The request — Give only the number of lines in the data that contain the word "JSON".

•••••

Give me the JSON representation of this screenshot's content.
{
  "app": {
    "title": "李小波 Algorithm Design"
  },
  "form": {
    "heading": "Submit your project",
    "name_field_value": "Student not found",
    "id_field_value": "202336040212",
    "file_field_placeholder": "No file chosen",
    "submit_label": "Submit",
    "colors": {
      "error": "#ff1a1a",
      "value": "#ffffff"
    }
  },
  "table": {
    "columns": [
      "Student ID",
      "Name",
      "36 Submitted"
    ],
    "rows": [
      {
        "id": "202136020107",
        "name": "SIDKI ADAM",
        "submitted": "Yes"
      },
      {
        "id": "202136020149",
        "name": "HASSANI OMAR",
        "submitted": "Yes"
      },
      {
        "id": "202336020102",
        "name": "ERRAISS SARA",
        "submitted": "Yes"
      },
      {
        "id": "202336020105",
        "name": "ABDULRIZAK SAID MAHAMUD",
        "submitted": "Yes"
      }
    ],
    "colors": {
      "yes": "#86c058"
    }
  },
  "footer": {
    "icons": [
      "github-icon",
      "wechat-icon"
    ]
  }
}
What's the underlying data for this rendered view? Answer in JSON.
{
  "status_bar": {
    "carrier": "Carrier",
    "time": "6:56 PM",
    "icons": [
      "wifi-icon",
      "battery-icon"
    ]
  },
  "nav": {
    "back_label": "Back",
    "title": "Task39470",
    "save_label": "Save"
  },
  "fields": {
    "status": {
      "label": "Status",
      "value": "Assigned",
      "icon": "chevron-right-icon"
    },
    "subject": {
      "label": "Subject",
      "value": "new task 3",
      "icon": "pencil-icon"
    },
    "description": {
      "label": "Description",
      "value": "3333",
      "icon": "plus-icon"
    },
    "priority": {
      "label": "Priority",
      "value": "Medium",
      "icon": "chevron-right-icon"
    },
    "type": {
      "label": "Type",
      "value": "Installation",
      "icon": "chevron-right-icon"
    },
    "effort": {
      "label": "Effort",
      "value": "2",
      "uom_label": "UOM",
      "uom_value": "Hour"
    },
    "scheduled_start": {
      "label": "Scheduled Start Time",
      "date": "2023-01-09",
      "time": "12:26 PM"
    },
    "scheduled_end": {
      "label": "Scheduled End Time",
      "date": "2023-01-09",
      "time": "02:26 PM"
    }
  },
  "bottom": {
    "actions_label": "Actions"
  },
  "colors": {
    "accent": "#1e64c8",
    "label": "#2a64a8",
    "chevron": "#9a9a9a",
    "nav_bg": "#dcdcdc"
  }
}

•••••

Solution below — 2